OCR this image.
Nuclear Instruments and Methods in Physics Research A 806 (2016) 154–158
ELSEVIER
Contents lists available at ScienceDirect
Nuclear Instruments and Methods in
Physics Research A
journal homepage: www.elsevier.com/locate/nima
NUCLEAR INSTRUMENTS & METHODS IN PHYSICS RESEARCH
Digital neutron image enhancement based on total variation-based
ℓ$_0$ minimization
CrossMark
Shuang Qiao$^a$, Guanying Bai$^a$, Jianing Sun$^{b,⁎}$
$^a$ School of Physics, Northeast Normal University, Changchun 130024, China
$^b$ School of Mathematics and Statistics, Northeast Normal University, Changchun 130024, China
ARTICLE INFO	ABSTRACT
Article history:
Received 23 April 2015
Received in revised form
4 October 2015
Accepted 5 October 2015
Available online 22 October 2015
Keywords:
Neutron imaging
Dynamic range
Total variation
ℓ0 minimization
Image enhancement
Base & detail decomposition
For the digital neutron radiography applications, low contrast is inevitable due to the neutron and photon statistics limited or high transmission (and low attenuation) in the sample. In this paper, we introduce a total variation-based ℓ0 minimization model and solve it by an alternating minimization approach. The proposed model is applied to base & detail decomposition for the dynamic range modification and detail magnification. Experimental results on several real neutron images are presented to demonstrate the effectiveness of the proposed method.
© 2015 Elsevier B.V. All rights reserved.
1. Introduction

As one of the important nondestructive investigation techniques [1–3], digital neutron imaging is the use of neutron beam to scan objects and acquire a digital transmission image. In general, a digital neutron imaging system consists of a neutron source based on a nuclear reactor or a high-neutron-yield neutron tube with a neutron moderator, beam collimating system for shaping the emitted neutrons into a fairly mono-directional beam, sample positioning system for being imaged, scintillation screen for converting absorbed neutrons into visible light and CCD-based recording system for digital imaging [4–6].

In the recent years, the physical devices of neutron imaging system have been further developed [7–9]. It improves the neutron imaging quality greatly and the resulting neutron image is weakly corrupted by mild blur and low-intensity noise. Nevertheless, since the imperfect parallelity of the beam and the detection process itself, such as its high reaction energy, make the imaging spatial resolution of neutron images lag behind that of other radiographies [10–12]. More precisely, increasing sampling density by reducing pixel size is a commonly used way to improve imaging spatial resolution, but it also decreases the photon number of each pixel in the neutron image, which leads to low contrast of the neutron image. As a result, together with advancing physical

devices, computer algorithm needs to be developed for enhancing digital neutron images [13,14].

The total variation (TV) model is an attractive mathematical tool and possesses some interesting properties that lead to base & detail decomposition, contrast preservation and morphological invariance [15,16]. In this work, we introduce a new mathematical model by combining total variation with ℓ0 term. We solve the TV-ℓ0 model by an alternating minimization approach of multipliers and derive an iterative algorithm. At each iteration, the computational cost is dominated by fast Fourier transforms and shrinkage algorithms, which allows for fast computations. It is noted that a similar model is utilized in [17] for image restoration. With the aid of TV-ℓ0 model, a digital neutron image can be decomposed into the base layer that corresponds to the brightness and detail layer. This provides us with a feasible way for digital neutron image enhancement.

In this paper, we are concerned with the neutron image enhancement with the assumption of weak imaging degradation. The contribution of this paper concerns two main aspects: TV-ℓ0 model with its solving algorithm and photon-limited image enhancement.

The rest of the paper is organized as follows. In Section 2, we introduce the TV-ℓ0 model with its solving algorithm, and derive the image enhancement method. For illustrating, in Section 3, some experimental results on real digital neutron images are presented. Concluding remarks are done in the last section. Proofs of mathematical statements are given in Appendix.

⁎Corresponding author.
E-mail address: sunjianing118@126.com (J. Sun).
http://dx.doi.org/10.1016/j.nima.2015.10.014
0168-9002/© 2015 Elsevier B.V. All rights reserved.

.....

Aim of the task: Nothing in the listing may be changed; retype it all exactly.

Response to this task:
OCR this image.
Nuclear Instruments and Methods in Physics Research A 806 (2016) 154–158
ELSEVIER
Contents lists available at ScienceDirect
Nuclear Instruments and Methods in
Physics Research A
journal homepage: www.elsevier.com/locate/nima
NUCLEAR INSTRUMENTS & METHODS IN PHYSICS RESEARCH
Digital neutron image enhancement based on total variation-based
ℓ$_0$ minimization
CrossMark
Shuang Qiao$^a$, Guanying Bai$^a$, Jianing Sun$^{b,⁎}$
$^a$ School of Physics, Northeast Normal University, Changchun 130024, China
$^b$ School of Mathematics and Statistics, Northeast Normal University, Changchun 130024, China
ARTICLE INFO	ABSTRACT
Article history:
Received 23 April 2015
Received in revised form
4 October 2015
Accepted 5 October 2015
Available online 22 October 2015
Keywords:
Neutron imaging
Dynamic range
Total variation
ℓ0 minimization
Image enhancement
Base & detail decomposition
For the digital neutron radiography applications, low contrast is inevitable due to the neutron and photon statistics limited or high transmission (and low attenuation) in the sample. In this paper, we introduce a total variation-based ℓ0 minimization model and solve it by an alternating minimization approach. The proposed model is applied to base & detail decomposition for the dynamic range modification and detail magnification. Experimental results on several real neutron images are presented to demonstrate the effectiveness of the proposed method.
© 2015 Elsevier B.V. All rights reserved.
1. Introduction

As one of the important nondestructive investigation techniques [1–3], digital neutron imaging is the use of neutron beam to scan objects and acquire a digital transmission image. In general, a digital neutron imaging system consists of a neutron source based on a nuclear reactor or a high-neutron-yield neutron tube with a neutron moderator, beam collimating system for shaping the emitted neutrons into a fairly mono-directional beam, sample positioning system for being imaged, scintillation screen for converting absorbed neutrons into visible light and CCD-based recording system for digital imaging [4–6].

In the recent years, the physical devices of neutron imaging system have been further developed [7–9]. It improves the neutron imaging quality greatly and the resulting neutron image is weakly corrupted by mild blur and low-intensity noise. Nevertheless, since the imperfect parallelity of the beam and the detection process itself, such as its high reaction energy, make the imaging spatial resolution of neutron images lag behind that of other radiographies [10–12]. More precisely, increasing sampling density by reducing pixel size is a commonly used way to improve imaging spatial resolution, but it also decreases the photon number of each pixel in the neutron image, which leads to low contrast of the neutron image. As a result, together with advancing physical

devices, computer algorithm needs to be developed for enhancing digital neutron images [13,14].

The total variation (TV) model is an attractive mathematical tool and possesses some interesting properties that lead to base & detail decomposition, contrast preservation and morphological invariance [15,16]. In this work, we introduce a new mathematical model by combining total variation with ℓ0 term. We solve the TV-ℓ0 model by an alternating minimization approach of multipliers and derive an iterative algorithm. At each iteration, the computational cost is dominated by fast Fourier transforms and shrinkage algorithms, which allows for fast computations. It is noted that a similar model is utilized in [17] for image restoration. With the aid of TV-ℓ0 model, a digital neutron image can be decomposed into the base layer that corresponds to the brightness and detail layer. This provides us with a feasible way for digital neutron image enhancement.

In this paper, we are concerned with the neutron image enhancement with the assumption of weak imaging degradation. The contribution of this paper concerns two main aspects: TV-ℓ0 model with its solving algorithm and photon-limited image enhancement.

The rest of the paper is organized as follows. In Section 2, we introduce the TV-ℓ0 model with its solving algorithm, and derive the image enhancement method. For illustrating, in Section 3, some experimental results on real digital neutron images are presented. Concluding remarks are done in the last section. Proofs of mathematical statements are given in Appendix.

⁎Corresponding author.
E-mail address: sunjianing118@126.com (J. Sun).
http://dx.doi.org/10.1016/j.nima.2015.10.014
0168-9002/© 2015 Elsevier B.V. All rights reserved.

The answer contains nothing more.